Encargo: Vuelve a escribir sin ningún cambio las filas que van desde la primera hasta la que contiene "notification-icon: ◈ xyxy=(86,10,97,25)", incluidas las dos.

----------

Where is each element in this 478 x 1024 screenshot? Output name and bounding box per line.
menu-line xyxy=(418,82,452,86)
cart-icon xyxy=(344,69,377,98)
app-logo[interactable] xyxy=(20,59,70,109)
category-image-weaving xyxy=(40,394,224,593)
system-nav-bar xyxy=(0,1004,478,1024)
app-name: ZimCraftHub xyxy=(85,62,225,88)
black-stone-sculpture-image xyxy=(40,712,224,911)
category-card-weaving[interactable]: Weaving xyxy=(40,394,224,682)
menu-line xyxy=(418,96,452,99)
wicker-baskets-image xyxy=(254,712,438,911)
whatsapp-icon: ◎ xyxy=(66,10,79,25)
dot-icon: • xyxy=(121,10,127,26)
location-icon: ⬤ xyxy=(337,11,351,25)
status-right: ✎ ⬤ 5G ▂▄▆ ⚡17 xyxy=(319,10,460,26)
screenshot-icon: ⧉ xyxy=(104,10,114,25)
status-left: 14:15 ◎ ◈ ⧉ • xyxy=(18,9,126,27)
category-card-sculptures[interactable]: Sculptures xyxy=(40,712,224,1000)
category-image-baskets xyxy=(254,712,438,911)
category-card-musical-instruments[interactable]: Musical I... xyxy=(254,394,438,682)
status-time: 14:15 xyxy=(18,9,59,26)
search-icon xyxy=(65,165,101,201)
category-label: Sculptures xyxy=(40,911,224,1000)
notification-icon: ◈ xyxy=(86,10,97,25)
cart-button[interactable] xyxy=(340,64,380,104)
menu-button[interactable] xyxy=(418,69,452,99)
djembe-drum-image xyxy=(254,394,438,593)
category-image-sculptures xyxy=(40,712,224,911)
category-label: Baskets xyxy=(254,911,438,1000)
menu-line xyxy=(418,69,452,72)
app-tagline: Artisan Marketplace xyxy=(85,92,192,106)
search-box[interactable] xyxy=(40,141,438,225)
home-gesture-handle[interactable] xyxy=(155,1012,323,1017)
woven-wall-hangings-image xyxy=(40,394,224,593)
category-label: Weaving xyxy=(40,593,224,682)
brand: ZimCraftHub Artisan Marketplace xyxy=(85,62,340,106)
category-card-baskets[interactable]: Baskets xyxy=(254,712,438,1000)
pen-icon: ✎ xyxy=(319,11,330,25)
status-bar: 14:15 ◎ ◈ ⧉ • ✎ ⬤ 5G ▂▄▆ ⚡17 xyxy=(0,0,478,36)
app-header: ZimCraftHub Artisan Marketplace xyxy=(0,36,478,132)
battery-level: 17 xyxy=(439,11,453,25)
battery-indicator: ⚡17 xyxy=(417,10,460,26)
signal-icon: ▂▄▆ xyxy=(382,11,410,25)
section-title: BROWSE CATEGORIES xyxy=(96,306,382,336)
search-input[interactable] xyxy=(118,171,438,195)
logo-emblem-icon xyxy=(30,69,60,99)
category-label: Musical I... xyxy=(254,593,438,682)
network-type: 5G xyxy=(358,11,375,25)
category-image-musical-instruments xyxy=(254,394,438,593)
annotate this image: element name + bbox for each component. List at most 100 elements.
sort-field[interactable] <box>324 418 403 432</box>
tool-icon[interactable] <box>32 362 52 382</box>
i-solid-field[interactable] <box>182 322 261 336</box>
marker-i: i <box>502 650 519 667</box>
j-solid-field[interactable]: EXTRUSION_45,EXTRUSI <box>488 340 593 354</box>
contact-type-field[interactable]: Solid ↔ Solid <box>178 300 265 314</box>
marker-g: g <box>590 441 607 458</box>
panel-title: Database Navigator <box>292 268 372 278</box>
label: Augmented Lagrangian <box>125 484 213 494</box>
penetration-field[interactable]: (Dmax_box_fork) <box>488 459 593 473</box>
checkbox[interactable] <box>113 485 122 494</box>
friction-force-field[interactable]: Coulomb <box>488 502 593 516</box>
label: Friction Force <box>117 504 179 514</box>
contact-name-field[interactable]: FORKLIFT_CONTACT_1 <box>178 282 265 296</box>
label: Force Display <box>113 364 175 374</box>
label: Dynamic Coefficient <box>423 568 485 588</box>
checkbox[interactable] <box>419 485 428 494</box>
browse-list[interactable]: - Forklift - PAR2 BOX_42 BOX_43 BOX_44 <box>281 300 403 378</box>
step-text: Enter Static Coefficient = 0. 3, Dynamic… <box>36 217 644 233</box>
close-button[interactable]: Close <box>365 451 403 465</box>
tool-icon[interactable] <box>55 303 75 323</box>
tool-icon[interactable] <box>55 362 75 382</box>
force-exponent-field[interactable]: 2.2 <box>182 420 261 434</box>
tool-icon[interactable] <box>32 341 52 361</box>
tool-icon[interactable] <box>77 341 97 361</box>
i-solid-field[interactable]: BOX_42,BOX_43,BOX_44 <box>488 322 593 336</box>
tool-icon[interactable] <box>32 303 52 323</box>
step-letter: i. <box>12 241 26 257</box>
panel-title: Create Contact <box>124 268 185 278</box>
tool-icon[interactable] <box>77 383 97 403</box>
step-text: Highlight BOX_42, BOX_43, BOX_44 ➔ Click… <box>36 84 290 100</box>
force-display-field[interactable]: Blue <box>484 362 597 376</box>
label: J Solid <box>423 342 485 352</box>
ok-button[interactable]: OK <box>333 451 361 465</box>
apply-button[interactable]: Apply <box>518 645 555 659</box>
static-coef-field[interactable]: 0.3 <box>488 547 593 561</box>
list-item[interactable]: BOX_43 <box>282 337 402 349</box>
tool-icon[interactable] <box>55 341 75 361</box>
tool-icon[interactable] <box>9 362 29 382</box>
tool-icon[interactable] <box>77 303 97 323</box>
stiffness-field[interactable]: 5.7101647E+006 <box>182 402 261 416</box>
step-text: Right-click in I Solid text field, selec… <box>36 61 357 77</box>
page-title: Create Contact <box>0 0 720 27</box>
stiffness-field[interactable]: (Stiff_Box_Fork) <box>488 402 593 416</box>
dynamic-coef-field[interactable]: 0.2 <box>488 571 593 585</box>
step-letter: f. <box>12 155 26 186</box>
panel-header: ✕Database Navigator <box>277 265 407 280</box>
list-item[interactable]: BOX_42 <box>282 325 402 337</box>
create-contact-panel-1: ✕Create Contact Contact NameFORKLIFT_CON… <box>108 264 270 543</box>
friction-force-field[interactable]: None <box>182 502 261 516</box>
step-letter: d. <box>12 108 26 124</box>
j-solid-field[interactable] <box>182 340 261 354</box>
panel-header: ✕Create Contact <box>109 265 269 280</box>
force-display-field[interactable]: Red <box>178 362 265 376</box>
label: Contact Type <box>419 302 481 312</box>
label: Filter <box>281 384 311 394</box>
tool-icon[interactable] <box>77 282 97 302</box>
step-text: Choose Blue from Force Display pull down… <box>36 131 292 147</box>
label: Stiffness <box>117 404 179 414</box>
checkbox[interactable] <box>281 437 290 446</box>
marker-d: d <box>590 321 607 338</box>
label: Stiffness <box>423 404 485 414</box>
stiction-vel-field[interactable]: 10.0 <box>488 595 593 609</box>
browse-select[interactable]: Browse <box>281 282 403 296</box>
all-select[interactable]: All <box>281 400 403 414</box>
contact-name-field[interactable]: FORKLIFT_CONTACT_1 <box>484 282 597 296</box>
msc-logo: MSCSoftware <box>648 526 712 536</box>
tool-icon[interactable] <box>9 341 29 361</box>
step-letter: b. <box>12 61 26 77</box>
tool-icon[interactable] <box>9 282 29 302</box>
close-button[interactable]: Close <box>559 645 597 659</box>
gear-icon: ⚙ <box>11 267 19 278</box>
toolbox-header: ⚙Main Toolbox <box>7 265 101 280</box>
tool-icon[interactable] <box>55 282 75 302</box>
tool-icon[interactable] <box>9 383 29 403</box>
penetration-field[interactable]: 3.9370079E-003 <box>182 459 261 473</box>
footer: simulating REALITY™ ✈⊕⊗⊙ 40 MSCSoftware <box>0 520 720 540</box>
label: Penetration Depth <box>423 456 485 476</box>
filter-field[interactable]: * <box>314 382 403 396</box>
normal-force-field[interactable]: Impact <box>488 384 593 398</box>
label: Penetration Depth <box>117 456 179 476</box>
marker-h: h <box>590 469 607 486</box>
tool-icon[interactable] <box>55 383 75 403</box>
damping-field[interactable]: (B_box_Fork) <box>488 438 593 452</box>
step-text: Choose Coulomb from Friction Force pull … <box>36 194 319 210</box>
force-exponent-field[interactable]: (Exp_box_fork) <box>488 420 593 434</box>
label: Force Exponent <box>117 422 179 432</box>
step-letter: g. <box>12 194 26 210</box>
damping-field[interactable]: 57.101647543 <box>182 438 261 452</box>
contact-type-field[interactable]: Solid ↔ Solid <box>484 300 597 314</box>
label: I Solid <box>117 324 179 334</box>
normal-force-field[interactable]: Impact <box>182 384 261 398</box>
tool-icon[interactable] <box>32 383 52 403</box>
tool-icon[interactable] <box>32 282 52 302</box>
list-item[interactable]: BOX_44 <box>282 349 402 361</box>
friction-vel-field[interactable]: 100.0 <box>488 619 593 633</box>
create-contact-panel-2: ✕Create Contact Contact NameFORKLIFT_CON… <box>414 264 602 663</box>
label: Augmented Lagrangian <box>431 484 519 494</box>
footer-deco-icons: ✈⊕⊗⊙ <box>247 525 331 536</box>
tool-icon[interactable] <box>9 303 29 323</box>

----------

Resultado:
Where is each element in this 478 x 1024 screenshot? Output name and bounding box per line.
menu-line xyxy=(418,82,452,86)
cart-icon xyxy=(344,69,377,98)
app-logo[interactable] xyxy=(20,59,70,109)
category-image-weaving xyxy=(40,394,224,593)
system-nav-bar xyxy=(0,1004,478,1024)
app-name: ZimCraftHub xyxy=(85,62,225,88)
black-stone-sculpture-image xyxy=(40,712,224,911)
category-card-weaving[interactable]: Weaving xyxy=(40,394,224,682)
menu-line xyxy=(418,96,452,99)
wicker-baskets-image xyxy=(254,712,438,911)
whatsapp-icon: ◎ xyxy=(66,10,79,25)
dot-icon: • xyxy=(121,10,127,26)
location-icon: ⬤ xyxy=(337,11,351,25)
status-right: ✎ ⬤ 5G ▂▄▆ ⚡17 xyxy=(319,10,460,26)
screenshot-icon: ⧉ xyxy=(104,10,114,25)
status-left: 14:15 ◎ ◈ ⧉ • xyxy=(18,9,126,27)
category-card-sculptures[interactable]: Sculptures xyxy=(40,712,224,1000)
category-image-baskets xyxy=(254,712,438,911)
category-card-musical-instruments[interactable]: Musical I... xyxy=(254,394,438,682)
status-time: 14:15 xyxy=(18,9,59,26)
search-icon xyxy=(65,165,101,201)
category-label: Sculptures xyxy=(40,911,224,1000)
notification-icon: ◈ xyxy=(86,10,97,25)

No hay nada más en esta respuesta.